Examine each line of the data. Copy those that contain the string "HIGHCLIFFE".

====== Records for processing ======

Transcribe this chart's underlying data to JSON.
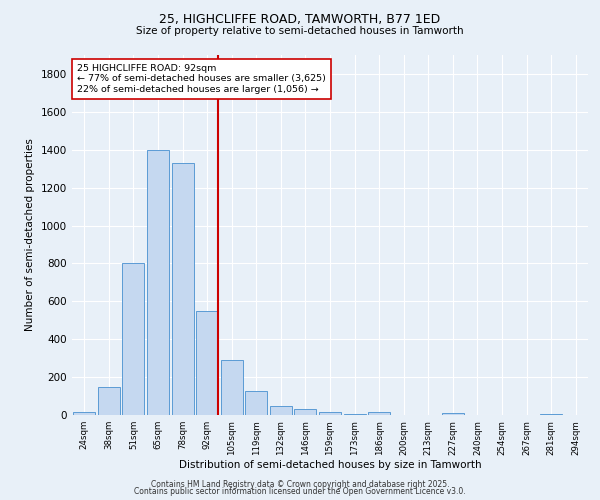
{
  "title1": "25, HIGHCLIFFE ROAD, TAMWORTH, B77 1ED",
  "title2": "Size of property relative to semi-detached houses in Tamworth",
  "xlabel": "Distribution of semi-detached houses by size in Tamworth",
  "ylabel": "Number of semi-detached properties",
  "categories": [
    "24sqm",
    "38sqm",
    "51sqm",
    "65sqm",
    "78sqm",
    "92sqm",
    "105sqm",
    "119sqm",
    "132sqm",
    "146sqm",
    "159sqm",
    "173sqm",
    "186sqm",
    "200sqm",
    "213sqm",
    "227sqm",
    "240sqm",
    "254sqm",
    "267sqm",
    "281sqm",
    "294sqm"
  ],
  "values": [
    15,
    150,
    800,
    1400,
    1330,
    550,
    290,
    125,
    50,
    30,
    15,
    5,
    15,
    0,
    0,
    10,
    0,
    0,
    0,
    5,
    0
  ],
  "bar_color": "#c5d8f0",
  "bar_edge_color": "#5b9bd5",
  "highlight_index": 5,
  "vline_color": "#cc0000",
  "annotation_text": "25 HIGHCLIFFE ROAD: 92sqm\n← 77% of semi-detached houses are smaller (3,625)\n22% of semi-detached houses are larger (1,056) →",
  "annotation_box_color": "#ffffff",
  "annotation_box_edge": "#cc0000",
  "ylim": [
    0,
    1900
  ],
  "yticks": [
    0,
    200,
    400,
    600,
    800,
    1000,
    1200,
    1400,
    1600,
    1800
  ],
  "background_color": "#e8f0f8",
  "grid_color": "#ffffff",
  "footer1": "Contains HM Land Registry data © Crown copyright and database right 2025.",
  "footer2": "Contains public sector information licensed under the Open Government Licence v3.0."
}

======

◆ Exercise solution
  "title1": "25, HIGHCLIFFE ROAD, TAMWORTH, B77 1ED",
  "annotation_text": "25 HIGHCLIFFE ROAD: 92sqm\n← 77% of semi-detached houses are smaller (3,625)\n22% of semi-detached houses are larger (1,056) →",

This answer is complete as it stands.